■ **What is expected**
Reproduce all entries precisely as they are written.

### Supplied entries

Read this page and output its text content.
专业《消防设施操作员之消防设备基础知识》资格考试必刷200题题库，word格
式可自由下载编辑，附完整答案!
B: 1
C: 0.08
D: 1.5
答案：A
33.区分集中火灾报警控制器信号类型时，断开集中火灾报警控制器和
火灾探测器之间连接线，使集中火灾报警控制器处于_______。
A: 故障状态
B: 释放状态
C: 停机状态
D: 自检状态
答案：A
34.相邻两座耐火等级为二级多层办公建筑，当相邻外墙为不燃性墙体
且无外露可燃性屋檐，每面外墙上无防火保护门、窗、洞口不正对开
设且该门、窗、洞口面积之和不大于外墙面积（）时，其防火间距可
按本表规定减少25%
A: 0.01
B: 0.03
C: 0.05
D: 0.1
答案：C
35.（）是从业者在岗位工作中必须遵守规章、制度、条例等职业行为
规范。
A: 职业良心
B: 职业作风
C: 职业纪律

######

■ **Output for this exercise**
Read this page and output its text content.
专业《消防设施操作员之消防设备基础知识》资格考试必刷200题题库，word格
式可自由下载编辑，附完整答案!
B: 1
C: 0.08
D: 1.5
答案：A
33.区分集中火灾报警控制器信号类型时，断开集中火灾报警控制器和
火灾探测器之间连接线，使集中火灾报警控制器处于_______。
A: 故障状态
B: 释放状态
C: 停机状态
D: 自检状态
答案：A
34.相邻两座耐火等级为二级多层办公建筑，当相邻外墙为不燃性墙体
且无外露可燃性屋檐，每面外墙上无防火保护门、窗、洞口不正对开
设且该门、窗、洞口面积之和不大于外墙面积（）时，其防火间距可
按本表规定减少25%
A: 0.01
B: 0.03
C: 0.05
D: 0.1
答案：C
35.（）是从业者在岗位工作中必须遵守规章、制度、条例等职业行为
规范。
A: 职业良心
B: 职业作风
C: 职业纪律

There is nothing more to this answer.